Your goal: List each measure that the contact center passage below gives as part of the traditional list of contact center measures.

Provided passage:
Nothing frustrates me more than the waste associated with counseling, monitoring and inspecting the agent for improved performance. No organization can inspect in good service.

95% of the performance of any organization is attributable to the system and only 5% the individual. This challenges the modern attempts by many contact centers to focus attention on the agent. The problem is that the design of the work is so poor that an agent has little chance of being successful. Blaming the individual for a bad system is nonsense.

4. Using functional measures instead of system measures.

The traditional list of contact center measures include: call volumes, AHT, and service levels. How would we ever manage without them? They may have some usefulness in determining staffing levels, but do little to help improve. In fact, management by these measures worsens performance.

For contact centers, managers should be more concerned up the nature of the calls and please don’t rely on IT reports from the system. You need to listen to the type of calls and decide how many calls are failure demand (demand caused by a failure to do something or do something right for a customer) or value demand. Usually this percentage runs between 40-60% for contact centers.

Record extracts:
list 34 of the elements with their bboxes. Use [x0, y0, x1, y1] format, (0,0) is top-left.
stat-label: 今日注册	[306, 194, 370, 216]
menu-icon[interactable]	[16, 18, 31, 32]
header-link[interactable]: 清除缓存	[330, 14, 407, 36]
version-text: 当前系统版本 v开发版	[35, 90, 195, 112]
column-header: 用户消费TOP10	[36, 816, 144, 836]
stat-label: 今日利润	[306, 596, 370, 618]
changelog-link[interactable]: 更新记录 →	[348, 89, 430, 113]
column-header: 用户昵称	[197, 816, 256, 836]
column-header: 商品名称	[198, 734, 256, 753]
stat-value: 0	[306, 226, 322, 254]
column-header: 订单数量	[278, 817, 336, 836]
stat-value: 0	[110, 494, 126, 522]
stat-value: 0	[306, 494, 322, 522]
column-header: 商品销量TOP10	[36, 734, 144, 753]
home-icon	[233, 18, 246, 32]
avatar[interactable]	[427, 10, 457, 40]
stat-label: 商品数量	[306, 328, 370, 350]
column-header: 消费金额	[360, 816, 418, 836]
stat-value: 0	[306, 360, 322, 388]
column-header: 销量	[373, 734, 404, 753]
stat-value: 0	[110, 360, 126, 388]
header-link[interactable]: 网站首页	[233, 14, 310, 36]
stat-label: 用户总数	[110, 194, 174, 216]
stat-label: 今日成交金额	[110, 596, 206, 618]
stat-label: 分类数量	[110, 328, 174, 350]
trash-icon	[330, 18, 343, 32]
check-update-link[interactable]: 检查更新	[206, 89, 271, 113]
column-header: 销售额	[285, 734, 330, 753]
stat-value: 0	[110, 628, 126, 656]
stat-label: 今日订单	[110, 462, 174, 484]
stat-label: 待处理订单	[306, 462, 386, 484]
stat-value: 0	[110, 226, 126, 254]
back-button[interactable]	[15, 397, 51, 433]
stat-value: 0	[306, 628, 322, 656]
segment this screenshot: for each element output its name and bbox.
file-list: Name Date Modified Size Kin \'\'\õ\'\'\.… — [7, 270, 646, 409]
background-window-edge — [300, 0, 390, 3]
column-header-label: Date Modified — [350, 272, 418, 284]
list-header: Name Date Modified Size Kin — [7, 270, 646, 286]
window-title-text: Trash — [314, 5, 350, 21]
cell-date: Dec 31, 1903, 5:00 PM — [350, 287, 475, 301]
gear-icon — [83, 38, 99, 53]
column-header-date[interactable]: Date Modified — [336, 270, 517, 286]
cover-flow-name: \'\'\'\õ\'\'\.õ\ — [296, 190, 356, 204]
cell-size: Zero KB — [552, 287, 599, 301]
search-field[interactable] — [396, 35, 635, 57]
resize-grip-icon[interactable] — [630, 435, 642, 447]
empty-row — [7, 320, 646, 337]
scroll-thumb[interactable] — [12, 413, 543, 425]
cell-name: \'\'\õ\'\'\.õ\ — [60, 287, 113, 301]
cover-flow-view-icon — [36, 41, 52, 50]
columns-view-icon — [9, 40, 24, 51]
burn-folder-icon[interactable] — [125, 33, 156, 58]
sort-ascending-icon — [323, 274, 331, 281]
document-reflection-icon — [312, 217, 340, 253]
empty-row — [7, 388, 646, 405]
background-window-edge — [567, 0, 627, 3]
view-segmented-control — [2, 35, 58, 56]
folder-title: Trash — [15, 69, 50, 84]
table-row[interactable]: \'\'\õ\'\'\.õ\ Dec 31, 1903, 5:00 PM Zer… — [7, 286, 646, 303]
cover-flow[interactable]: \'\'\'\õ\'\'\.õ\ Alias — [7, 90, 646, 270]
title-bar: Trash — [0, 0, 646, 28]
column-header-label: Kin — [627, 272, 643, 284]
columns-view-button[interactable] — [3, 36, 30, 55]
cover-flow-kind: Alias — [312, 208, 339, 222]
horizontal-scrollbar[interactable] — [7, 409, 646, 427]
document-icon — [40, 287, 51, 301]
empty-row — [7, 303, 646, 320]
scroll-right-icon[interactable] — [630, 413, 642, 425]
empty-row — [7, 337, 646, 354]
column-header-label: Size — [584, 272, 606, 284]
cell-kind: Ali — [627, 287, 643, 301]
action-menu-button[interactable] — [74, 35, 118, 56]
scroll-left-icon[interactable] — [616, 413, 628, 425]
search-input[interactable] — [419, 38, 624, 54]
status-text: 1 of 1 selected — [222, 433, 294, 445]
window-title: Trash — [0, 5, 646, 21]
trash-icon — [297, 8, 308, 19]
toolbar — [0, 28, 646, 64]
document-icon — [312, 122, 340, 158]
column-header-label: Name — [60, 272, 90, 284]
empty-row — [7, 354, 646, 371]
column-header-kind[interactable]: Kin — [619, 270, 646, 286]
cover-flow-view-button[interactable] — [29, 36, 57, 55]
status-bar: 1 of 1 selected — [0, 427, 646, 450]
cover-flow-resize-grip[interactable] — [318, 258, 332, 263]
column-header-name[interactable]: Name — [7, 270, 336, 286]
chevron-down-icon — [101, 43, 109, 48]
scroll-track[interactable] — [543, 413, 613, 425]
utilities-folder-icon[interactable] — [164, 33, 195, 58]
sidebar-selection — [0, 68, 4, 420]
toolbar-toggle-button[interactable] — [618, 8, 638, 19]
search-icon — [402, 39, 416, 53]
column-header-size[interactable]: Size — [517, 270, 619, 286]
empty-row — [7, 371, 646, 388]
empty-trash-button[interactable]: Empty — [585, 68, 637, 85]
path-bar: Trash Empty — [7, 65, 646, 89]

Full response: Call volumes, AHT, and service levels.